(Dataset records)
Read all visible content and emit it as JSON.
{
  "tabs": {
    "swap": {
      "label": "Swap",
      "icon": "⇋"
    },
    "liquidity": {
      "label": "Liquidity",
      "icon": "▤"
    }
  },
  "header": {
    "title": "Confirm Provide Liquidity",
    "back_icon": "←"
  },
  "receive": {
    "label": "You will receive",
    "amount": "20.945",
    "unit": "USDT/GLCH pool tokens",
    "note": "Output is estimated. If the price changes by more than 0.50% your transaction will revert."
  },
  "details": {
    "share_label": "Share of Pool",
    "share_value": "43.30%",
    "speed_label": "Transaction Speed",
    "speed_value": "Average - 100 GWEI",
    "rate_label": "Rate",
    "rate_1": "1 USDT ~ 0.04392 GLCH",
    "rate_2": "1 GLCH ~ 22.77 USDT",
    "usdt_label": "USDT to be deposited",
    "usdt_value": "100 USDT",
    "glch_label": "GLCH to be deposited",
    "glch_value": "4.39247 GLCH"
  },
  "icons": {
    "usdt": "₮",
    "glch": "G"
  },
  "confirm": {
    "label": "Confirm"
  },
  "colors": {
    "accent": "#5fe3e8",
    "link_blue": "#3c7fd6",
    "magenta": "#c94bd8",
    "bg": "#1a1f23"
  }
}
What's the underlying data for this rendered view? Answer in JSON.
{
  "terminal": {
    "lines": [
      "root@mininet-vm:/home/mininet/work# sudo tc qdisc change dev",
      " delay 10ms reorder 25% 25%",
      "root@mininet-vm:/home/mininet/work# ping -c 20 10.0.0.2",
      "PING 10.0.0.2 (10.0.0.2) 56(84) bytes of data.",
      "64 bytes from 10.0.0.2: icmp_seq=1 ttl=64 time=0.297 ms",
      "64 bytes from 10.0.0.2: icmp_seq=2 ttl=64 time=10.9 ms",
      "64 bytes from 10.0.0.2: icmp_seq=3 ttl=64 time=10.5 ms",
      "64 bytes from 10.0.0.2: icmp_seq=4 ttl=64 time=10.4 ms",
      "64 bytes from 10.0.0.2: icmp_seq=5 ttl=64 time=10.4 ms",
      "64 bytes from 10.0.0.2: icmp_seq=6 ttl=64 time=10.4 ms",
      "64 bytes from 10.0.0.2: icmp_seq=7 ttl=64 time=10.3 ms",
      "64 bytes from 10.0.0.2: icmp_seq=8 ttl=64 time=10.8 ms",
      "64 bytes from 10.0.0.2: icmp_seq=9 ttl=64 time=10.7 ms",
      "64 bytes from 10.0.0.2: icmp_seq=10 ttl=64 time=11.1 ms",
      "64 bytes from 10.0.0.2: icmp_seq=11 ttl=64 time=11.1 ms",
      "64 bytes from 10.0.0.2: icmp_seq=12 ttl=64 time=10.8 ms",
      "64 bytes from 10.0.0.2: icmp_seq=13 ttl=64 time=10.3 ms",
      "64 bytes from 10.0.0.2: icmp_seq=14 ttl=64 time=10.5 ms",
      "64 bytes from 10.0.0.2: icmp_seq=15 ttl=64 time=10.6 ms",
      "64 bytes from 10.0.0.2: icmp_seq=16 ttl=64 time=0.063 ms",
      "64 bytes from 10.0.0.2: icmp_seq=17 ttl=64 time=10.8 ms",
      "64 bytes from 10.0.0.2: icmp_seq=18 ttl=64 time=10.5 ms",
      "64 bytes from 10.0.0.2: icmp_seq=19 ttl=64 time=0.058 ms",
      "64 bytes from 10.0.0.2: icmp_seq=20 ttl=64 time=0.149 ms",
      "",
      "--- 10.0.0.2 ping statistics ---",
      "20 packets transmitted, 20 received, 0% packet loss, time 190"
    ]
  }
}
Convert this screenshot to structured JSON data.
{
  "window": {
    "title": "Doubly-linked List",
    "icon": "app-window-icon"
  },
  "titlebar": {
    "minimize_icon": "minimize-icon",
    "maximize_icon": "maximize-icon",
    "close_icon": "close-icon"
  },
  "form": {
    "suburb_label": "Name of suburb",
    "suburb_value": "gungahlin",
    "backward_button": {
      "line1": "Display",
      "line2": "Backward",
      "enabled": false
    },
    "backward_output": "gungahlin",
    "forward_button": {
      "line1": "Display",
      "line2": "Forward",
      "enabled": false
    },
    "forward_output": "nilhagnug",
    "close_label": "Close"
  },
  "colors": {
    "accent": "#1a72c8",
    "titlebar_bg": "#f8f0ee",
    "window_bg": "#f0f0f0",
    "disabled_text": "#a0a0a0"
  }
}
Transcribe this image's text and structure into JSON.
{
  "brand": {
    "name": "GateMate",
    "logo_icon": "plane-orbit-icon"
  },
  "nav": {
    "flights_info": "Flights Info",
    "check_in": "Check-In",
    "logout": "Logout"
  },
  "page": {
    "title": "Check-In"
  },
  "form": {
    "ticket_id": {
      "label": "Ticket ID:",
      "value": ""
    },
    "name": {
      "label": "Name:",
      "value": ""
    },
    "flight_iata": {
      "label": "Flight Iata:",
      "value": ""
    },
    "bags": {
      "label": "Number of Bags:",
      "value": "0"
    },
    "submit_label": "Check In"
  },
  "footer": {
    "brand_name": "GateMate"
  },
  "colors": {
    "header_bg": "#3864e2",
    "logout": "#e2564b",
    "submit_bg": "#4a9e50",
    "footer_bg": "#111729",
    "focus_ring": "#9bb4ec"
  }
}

◆ Short exercise ◆
All lines from the one with "Convert this screenshot" through the final line above are to be quoted exactly; quote no other line.

◆ In response ◆
Convert this screenshot to structured JSON data.
{
  "window": {
    "title": "Doubly-linked List",
    "icon": "app-window-icon"
  },
  "titlebar": {
    "minimize_icon": "minimize-icon",
    "maximize_icon": "maximize-icon",
    "close_icon": "close-icon"
  },
  "form": {
    "suburb_label": "Name of suburb",
    "suburb_value": "gungahlin",
    "backward_button": {
      "line1": "Display",
      "line2": "Backward",
      "enabled": false
    },
    "backward_output": "gungahlin",
    "forward_button": {
      "line1": "Display",
      "line2": "Forward",
      "enabled": false
    },
    "forward_output": "nilhagnug",
    "close_label": "Close"
  },
  "colors": {
    "accent": "#1a72c8",
    "titlebar_bg": "#f8f0ee",
    "window_bg": "#f0f0f0",
    "disabled_text": "#a0a0a0"
  }
}
Transcribe this image's text and structure into JSON.
{
  "brand": {
    "name": "GateMate",
    "logo_icon": "plane-orbit-icon"
  },
  "nav": {
    "flights_info": "Flights Info",
    "check_in": "Check-In",
    "logout": "Logout"
  },
  "page": {
    "title": "Check-In"
  },
  "form": {
    "ticket_id": {
      "label": "Ticket ID:",
      "value": ""
    },
    "name": {
      "label": "Name:",
      "value": ""
    },
    "flight_iata": {
      "label": "Flight Iata:",
      "value": ""
    },
    "bags": {
      "label": "Number of Bags:",
      "value": "0"
    },
    "submit_label": "Check In"
  },
  "footer": {
    "brand_name": "GateMate"
  },
  "colors": {
    "header_bg": "#3864e2",
    "logout": "#e2564b",
    "submit_bg": "#4a9e50",
    "footer_bg": "#111729",
    "focus_ring": "#9bb4ec"
  }
}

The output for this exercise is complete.